» WORK TO DO:
Reproduce each of the lines word for word.

Records from a data source
========

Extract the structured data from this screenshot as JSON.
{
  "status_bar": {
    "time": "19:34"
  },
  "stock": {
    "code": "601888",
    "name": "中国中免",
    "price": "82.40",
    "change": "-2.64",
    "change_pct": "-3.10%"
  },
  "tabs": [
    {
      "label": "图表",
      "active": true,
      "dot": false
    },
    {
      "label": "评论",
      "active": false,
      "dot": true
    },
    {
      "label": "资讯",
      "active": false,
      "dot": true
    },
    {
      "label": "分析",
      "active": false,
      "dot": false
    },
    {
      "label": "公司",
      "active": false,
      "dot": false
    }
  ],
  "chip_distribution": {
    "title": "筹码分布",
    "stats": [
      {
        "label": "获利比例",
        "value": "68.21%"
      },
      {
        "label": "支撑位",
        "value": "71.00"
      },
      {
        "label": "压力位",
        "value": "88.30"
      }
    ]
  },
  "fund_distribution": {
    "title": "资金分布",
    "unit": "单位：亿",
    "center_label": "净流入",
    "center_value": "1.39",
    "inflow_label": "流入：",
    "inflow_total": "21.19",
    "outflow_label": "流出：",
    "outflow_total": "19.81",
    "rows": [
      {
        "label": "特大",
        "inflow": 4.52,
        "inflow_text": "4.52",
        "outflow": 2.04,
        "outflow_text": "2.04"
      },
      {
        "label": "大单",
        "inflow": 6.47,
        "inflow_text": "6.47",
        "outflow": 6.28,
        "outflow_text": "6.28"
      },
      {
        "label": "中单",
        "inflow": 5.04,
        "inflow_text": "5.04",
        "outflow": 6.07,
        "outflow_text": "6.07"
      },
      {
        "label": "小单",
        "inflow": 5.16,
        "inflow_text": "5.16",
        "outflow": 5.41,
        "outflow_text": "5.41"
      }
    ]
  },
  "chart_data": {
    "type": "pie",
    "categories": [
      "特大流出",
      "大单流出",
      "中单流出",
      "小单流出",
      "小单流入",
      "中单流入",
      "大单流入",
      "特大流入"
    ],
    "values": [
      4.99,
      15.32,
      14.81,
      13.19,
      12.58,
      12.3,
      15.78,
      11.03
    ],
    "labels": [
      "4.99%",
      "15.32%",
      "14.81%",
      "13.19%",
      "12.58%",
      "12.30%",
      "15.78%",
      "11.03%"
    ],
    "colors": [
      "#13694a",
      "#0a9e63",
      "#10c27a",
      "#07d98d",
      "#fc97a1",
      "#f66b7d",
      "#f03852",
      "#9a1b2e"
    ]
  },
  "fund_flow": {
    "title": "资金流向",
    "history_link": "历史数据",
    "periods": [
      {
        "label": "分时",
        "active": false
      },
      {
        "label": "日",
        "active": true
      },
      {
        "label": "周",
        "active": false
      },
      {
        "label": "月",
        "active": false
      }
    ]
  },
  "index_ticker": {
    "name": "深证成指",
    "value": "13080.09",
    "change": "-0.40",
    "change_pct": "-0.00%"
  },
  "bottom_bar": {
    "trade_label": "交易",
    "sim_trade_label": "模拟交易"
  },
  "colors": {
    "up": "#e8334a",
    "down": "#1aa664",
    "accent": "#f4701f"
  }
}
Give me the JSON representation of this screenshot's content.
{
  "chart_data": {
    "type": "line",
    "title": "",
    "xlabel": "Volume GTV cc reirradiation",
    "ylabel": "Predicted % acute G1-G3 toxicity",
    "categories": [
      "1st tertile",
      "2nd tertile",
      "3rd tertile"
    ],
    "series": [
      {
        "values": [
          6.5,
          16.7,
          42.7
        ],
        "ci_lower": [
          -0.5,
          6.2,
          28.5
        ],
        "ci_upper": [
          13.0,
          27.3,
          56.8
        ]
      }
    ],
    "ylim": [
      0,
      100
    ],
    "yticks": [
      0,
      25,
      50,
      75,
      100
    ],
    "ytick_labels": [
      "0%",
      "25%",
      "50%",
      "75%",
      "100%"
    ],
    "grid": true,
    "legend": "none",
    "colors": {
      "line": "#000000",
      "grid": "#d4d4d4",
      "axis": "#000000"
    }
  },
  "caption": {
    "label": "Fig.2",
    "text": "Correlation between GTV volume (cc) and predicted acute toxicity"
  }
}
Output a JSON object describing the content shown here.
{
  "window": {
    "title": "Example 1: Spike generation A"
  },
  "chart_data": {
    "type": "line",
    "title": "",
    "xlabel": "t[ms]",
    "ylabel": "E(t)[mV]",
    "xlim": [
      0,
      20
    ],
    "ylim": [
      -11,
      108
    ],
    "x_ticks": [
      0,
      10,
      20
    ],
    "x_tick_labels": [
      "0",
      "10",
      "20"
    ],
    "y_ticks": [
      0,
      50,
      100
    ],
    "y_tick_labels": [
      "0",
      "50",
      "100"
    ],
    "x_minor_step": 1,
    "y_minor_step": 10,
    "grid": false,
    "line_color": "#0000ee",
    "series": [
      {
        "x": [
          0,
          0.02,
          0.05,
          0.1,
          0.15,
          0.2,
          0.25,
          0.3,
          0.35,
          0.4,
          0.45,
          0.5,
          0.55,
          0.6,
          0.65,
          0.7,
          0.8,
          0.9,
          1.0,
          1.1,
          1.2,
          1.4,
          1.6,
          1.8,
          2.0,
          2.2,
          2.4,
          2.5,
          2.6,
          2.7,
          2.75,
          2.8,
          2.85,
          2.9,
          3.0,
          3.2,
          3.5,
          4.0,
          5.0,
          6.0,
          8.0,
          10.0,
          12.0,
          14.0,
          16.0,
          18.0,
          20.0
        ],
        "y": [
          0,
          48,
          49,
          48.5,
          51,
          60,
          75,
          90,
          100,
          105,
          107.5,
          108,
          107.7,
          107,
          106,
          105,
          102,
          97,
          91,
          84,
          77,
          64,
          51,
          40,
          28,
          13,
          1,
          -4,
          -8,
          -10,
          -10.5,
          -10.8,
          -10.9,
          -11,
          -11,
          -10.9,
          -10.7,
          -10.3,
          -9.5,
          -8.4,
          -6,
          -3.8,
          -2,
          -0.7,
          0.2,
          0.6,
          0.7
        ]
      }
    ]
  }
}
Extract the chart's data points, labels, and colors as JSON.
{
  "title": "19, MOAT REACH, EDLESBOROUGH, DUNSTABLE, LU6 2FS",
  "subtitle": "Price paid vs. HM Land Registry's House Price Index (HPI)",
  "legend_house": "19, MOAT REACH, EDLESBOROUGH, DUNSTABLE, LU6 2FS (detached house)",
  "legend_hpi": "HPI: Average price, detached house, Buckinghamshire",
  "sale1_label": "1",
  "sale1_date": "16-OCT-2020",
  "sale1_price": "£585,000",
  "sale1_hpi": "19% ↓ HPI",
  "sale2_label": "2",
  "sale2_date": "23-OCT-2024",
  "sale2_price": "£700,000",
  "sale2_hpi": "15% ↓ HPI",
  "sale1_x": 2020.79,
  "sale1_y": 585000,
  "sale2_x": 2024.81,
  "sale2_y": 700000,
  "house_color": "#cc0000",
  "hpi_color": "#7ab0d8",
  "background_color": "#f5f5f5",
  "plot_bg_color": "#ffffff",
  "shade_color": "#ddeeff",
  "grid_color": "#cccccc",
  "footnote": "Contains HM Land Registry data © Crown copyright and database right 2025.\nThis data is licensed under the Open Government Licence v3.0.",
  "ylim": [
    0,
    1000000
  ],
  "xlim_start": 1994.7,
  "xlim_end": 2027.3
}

========

» RIGHT ANSWER:
Extract the structured data from this screenshot as JSON.
{
  "status_bar": {
    "time": "19:34"
  },
  "stock": {
    "code": "601888",
    "name": "中国中免",
    "price": "82.40",
    "change": "-2.64",
    "change_pct": "-3.10%"
  },
  "tabs": [
    {
      "label": "图表",
      "active": true,
      "dot": false
    },
    {
      "label": "评论",
      "active": false,
      "dot": true
    },
    {
      "label": "资讯",
      "active": false,
      "dot": true
    },
    {
      "label": "分析",
      "active": false,
      "dot": false
    },
    {
      "label": "公司",
      "active": false,
      "dot": false
    }
  ],
  "chip_distribution": {
    "title": "筹码分布",
    "stats": [
      {
        "label": "获利比例",
        "value": "68.21%"
      },
      {
        "label": "支撑位",
        "value": "71.00"
      },
      {
        "label": "压力位",
        "value": "88.30"
      }
    ]
  },
  "fund_distribution": {
    "title": "资金分布",
    "unit": "单位：亿",
    "center_label": "净流入",
    "center_value": "1.39",
    "inflow_label": "流入：",
    "inflow_total": "21.19",
    "outflow_label": "流出：",
    "outflow_total": "19.81",
    "rows": [
      {
        "label": "特大",
        "inflow": 4.52,
        "inflow_text": "4.52",
        "outflow": 2.04,
        "outflow_text": "2.04"
      },
      {
        "label": "大单",
        "inflow": 6.47,
        "inflow_text": "6.47",
        "outflow": 6.28,
        "outflow_text": "6.28"
      },
      {
        "label": "中单",
        "inflow": 5.04,
        "inflow_text": "5.04",
        "outflow": 6.07,
        "outflow_text": "6.07"
      },
      {
        "label": "小单",
        "inflow": 5.16,
        "inflow_text": "5.16",
        "outflow": 5.41,
        "outflow_text": "5.41"
      }
    ]
  },
  "chart_data": {
    "type": "pie",
    "categories": [
      "特大流出",
      "大单流出",
      "中单流出",
      "小单流出",
      "小单流入",
      "中单流入",
      "大单流入",
      "特大流入"
    ],
    "values": [
      4.99,
      15.32,
      14.81,
      13.19,
      12.58,
      12.3,
      15.78,
      11.03
    ],
    "labels": [
      "4.99%",
      "15.32%",
      "14.81%",
      "13.19%",
      "12.58%",
      "12.30%",
      "15.78%",
      "11.03%"
    ],
    "colors": [
      "#13694a",
      "#0a9e63",
      "#10c27a",
      "#07d98d",
      "#fc97a1",
      "#f66b7d",
      "#f03852",
      "#9a1b2e"
    ]
  },
  "fund_flow": {
    "title": "资金流向",
    "history_link": "历史数据",
    "periods": [
      {
        "label": "分时",
        "active": false
      },
      {
        "label": "日",
        "active": true
      },
      {
        "label": "周",
        "active": false
      },
      {
        "label": "月",
        "active": false
      }
    ]
  },
  "index_ticker": {
    "name": "深证成指",
    "value": "13080.09",
    "change": "-0.40",
    "change_pct": "-0.00%"
  },
  "bottom_bar": {
    "trade_label": "交易",
    "sim_trade_label": "模拟交易"
  },
  "colors": {
    "up": "#e8334a",
    "down": "#1aa664",
    "accent": "#f4701f"
  }
}
Give me the JSON representation of this screenshot's content.
{
  "chart_data": {
    "type": "line",
    "title": "",
    "xlabel": "Volume GTV cc reirradiation",
    "ylabel": "Predicted % acute G1-G3 toxicity",
    "categories": [
      "1st tertile",
      "2nd tertile",
      "3rd tertile"
    ],
    "series": [
      {
        "values": [
          6.5,
          16.7,
          42.7
        ],
        "ci_lower": [
          -0.5,
          6.2,
          28.5
        ],
        "ci_upper": [
          13.0,
          27.3,
          56.8
        ]
      }
    ],
    "ylim": [
      0,
      100
    ],
    "yticks": [
      0,
      25,
      50,
      75,
      100
    ],
    "ytick_labels": [
      "0%",
      "25%",
      "50%",
      "75%",
      "100%"
    ],
    "grid": true,
    "legend": "none",
    "colors": {
      "line": "#000000",
      "grid": "#d4d4d4",
      "axis": "#000000"
    }
  },
  "caption": {
    "label": "Fig.2",
    "text": "Correlation between GTV volume (cc) and predicted acute toxicity"
  }
}
Output a JSON object describing the content shown here.
{
  "window": {
    "title": "Example 1: Spike generation A"
  },
  "chart_data": {
    "type": "line",
    "title": "",
    "xlabel": "t[ms]",
    "ylabel": "E(t)[mV]",
    "xlim": [
      0,
      20
    ],
    "ylim": [
      -11,
      108
    ],
    "x_ticks": [
      0,
      10,
      20
    ],
    "x_tick_labels": [
      "0",
      "10",
      "20"
    ],
    "y_ticks": [
      0,
      50,
      100
    ],
    "y_tick_labels": [
      "0",
      "50",
      "100"
    ],
    "x_minor_step": 1,
    "y_minor_step": 10,
    "grid": false,
    "line_color": "#0000ee",
    "series": [
      {
        "x": [
          0,
          0.02,
          0.05,
          0.1,
          0.15,
          0.2,
          0.25,
          0.3,
          0.35,
          0.4,
          0.45,
          0.5,
          0.55,
          0.6,
          0.65,
          0.7,
          0.8,
          0.9,
          1.0,
          1.1,
          1.2,
          1.4,
          1.6,
          1.8,
          2.0,
          2.2,
          2.4,
          2.5,
          2.6,
          2.7,
          2.75,
          2.8,
          2.85,
          2.9,
          3.0,
          3.2,
          3.5,
          4.0,
          5.0,
          6.0,
          8.0,
          10.0,
          12.0,
          14.0,
          16.0,
          18.0,
          20.0
        ],
        "y": [
          0,
          48,
          49,
          48.5,
          51,
          60,
          75,
          90,
          100,
          105,
          107.5,
          108,
          107.7,
          107,
          106,
          105,
          102,
          97,
          91,
          84,
          77,
          64,
          51,
          40,
          28,
          13,
          1,
          -4,
          -8,
          -10,
          -10.5,
          -10.8,
          -10.9,
          -11,
          -11,
          -10.9,
          -10.7,
          -10.3,
          -9.5,
          -8.4,
          -6,
          -3.8,
          -2,
          -0.7,
          0.2,
          0.6,
          0.7
        ]
      }
    ]
  }
}
Extract the chart's data points, labels, and colors as JSON.
{
  "title": "19, MOAT REACH, EDLESBOROUGH, DUNSTABLE, LU6 2FS",
  "subtitle": "Price paid vs. HM Land Registry's House Price Index (HPI)",
  "legend_house": "19, MOAT REACH, EDLESBOROUGH, DUNSTABLE, LU6 2FS (detached house)",
  "legend_hpi": "HPI: Average price, detached house, Buckinghamshire",
  "sale1_label": "1",
  "sale1_date": "16-OCT-2020",
  "sale1_price": "£585,000",
  "sale1_hpi": "19% ↓ HPI",
  "sale2_label": "2",
  "sale2_date": "23-OCT-2024",
  "sale2_price": "£700,000",
  "sale2_hpi": "15% ↓ HPI",
  "sale1_x": 2020.79,
  "sale1_y": 585000,
  "sale2_x": 2024.81,
  "sale2_y": 700000,
  "house_color": "#cc0000",
  "hpi_color": "#7ab0d8",
  "background_color": "#f5f5f5",
  "plot_bg_color": "#ffffff",
  "shade_color": "#ddeeff",
  "grid_color": "#cccccc",
  "footnote": "Contains HM Land Registry data © Crown copyright and database right 2025.\nThis data is licensed under the Open Government Licence v3.0.",
  "ylim": [
    0,
    1000000
  ],
  "xlim_start": 1994.7,
  "xlim_end": 2027.3
}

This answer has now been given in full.